REQUIREMENT: Report how many lines below contain the word "Décision". Give only the number.

SUPPLIED DATA:
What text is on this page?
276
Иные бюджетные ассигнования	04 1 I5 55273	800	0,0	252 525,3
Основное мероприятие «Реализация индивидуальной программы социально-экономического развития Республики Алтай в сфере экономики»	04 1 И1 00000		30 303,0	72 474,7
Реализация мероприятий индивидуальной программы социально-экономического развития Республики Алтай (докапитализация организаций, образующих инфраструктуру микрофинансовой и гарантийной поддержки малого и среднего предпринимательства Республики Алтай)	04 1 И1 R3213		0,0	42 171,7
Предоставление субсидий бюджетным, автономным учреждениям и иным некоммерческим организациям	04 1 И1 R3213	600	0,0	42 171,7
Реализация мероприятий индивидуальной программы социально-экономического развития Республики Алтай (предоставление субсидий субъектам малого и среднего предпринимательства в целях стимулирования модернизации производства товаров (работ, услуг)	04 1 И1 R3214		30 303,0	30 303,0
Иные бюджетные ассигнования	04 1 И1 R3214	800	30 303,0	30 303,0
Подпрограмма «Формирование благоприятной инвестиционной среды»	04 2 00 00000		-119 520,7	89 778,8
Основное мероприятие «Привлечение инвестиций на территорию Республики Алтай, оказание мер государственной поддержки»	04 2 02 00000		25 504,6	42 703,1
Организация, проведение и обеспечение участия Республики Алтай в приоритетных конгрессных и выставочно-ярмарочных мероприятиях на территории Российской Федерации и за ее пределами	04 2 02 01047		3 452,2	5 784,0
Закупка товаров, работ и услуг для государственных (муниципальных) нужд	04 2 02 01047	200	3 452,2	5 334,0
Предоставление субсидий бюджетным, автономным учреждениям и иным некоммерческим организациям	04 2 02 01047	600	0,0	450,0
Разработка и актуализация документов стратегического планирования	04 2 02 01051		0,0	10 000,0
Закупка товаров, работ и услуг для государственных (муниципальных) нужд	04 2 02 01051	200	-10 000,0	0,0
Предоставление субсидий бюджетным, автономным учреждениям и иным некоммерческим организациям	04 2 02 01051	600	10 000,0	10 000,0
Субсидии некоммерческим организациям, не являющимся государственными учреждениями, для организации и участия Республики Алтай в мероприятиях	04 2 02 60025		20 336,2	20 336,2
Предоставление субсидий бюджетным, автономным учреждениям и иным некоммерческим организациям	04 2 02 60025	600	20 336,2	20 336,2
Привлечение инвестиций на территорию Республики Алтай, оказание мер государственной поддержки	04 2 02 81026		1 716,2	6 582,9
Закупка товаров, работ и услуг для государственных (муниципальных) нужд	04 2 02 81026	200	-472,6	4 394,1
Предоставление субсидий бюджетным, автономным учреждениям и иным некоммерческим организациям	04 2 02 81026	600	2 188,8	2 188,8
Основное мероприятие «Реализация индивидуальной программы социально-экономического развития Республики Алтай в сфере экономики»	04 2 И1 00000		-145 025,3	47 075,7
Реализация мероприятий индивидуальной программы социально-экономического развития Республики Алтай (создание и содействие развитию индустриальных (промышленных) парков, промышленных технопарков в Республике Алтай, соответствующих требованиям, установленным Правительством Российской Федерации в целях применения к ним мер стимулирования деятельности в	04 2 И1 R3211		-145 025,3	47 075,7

...

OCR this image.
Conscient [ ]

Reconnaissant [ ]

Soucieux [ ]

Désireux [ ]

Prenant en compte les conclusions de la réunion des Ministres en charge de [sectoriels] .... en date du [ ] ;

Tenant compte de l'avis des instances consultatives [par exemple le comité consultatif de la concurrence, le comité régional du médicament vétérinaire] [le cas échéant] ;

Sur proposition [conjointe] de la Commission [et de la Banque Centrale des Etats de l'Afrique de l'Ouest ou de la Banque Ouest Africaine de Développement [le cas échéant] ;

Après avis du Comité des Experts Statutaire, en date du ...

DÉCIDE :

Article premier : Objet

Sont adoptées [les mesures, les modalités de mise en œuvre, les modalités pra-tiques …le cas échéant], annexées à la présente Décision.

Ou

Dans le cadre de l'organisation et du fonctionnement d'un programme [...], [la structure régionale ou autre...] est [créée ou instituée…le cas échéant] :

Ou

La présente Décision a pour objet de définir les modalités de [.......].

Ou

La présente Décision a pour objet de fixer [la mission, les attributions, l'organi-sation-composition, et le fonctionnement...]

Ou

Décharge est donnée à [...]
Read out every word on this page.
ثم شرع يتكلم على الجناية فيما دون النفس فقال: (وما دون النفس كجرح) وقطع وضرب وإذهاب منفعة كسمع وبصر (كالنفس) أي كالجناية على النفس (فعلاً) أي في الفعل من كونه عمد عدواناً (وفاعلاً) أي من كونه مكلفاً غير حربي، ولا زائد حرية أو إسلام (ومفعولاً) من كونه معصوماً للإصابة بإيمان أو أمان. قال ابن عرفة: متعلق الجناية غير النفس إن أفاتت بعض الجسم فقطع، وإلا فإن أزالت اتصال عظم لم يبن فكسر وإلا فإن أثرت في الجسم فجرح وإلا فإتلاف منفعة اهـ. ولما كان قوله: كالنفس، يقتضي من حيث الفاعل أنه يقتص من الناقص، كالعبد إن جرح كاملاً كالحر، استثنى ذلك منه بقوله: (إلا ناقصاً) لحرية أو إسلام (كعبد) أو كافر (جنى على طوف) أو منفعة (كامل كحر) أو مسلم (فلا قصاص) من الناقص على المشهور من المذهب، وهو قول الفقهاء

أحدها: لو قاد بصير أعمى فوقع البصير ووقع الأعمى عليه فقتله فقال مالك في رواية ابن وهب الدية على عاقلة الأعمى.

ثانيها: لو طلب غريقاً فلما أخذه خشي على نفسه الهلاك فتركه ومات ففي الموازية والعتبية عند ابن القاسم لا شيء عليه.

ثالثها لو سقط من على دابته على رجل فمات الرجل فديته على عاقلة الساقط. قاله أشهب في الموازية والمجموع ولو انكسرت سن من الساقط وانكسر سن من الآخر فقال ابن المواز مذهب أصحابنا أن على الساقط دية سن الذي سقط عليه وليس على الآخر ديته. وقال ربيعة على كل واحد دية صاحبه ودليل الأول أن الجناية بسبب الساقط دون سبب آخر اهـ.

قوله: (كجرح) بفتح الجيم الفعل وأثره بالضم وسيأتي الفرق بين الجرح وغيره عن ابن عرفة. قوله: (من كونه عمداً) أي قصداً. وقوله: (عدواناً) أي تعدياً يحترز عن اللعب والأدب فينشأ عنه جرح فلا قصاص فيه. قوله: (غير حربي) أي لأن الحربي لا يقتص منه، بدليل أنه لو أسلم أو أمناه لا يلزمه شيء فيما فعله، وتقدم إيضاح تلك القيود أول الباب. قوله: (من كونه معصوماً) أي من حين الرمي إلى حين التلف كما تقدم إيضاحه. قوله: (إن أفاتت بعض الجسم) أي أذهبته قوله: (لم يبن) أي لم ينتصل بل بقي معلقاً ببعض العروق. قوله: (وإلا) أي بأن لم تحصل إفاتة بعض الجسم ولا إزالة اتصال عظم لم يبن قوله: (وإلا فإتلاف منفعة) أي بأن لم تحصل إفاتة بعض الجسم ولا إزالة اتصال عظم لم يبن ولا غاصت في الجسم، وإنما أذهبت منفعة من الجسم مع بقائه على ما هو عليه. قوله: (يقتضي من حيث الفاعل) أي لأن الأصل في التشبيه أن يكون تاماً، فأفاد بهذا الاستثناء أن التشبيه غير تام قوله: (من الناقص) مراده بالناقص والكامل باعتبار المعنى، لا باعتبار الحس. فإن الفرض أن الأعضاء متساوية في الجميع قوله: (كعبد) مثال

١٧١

...

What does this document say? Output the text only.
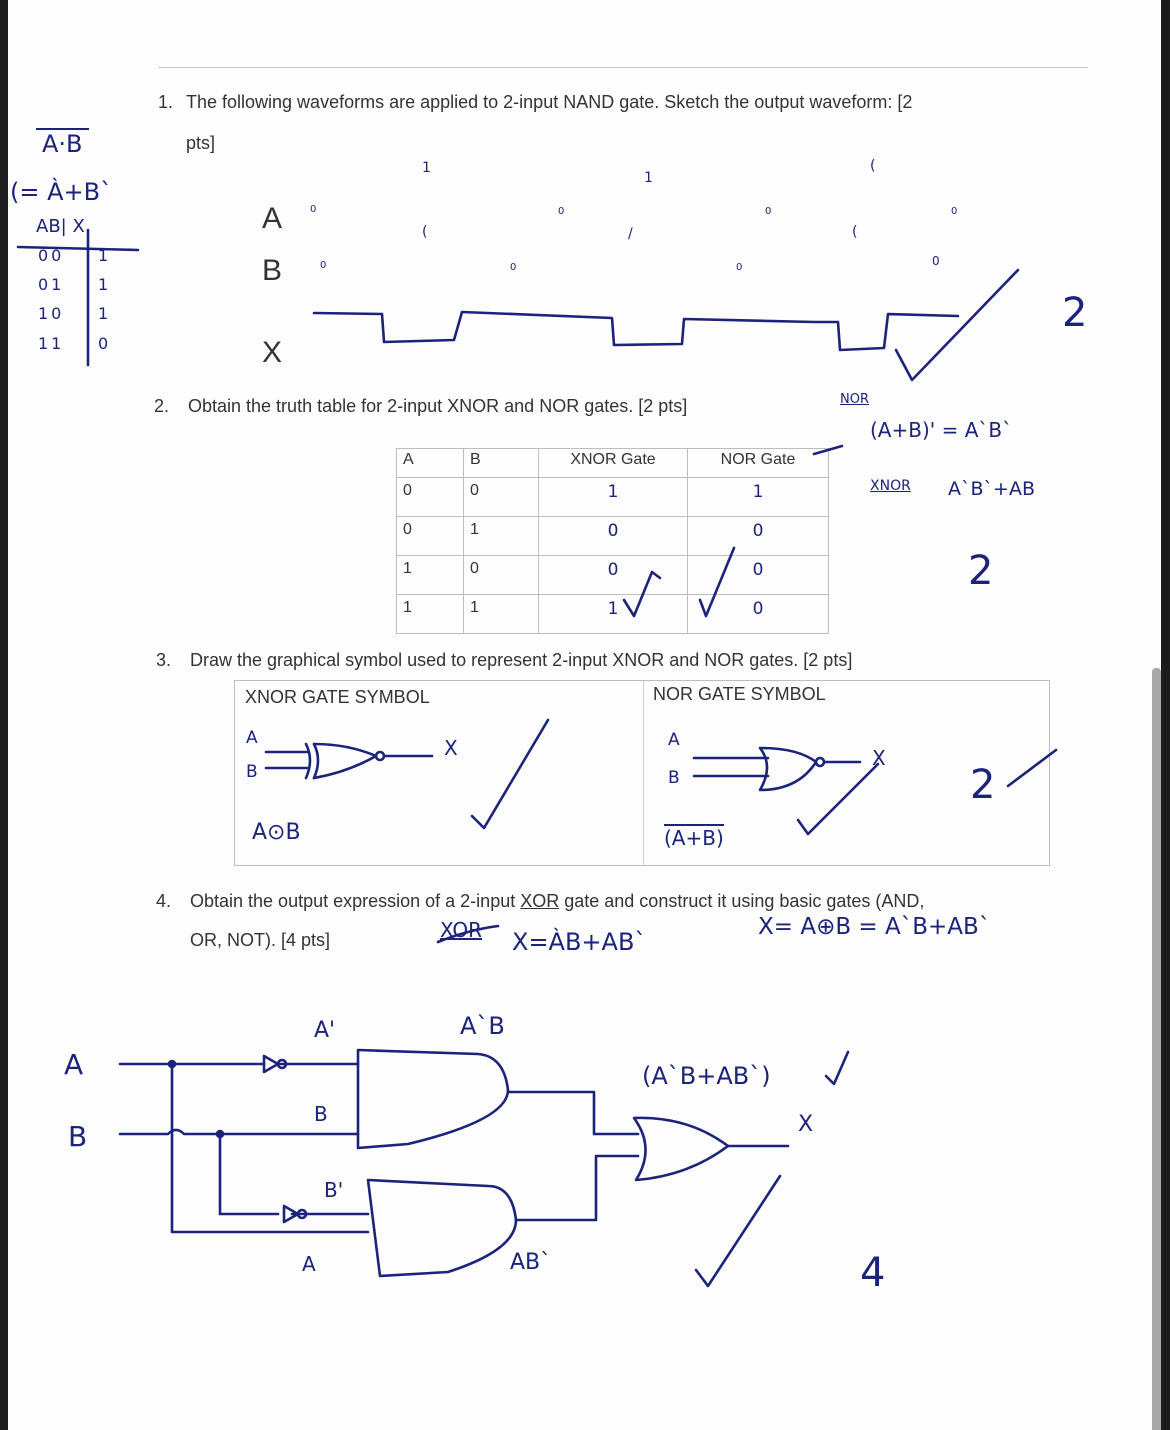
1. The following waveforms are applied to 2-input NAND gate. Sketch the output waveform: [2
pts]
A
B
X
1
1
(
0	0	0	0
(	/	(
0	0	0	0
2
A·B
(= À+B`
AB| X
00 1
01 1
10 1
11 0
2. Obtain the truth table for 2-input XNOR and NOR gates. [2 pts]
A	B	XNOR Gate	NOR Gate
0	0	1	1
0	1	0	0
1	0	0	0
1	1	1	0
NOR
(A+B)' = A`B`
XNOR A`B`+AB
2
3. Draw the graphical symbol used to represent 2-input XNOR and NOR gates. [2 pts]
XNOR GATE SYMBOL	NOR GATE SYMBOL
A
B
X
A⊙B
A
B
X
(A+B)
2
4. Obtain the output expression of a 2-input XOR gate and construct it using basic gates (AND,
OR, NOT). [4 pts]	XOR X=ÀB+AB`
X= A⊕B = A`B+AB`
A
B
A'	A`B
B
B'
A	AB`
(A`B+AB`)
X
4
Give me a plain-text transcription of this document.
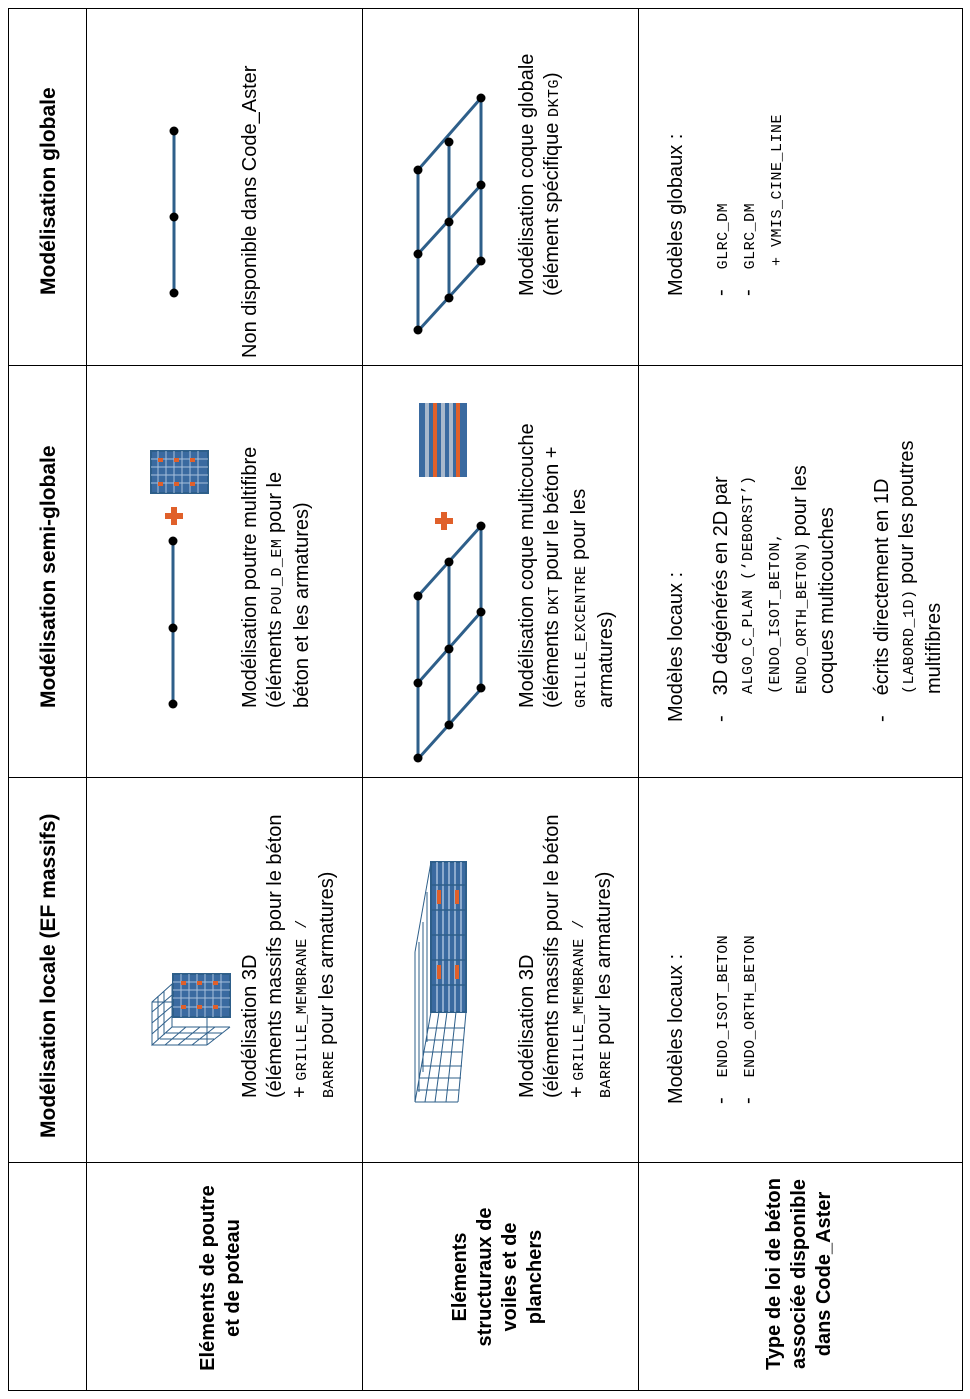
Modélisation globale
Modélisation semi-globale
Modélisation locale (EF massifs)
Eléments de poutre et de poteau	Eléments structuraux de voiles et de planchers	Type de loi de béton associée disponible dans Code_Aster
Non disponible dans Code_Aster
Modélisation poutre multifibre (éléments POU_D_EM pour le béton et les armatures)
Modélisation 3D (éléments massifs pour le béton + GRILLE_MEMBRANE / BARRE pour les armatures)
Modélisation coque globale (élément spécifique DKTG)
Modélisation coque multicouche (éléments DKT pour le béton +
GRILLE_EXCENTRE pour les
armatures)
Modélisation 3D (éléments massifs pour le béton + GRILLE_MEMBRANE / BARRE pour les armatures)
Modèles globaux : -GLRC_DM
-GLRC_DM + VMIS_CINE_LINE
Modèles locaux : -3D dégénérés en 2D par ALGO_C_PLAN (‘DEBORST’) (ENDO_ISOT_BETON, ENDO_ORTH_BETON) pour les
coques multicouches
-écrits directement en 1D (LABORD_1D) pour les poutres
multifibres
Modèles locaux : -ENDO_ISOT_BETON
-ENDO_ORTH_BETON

THE RESULT: 3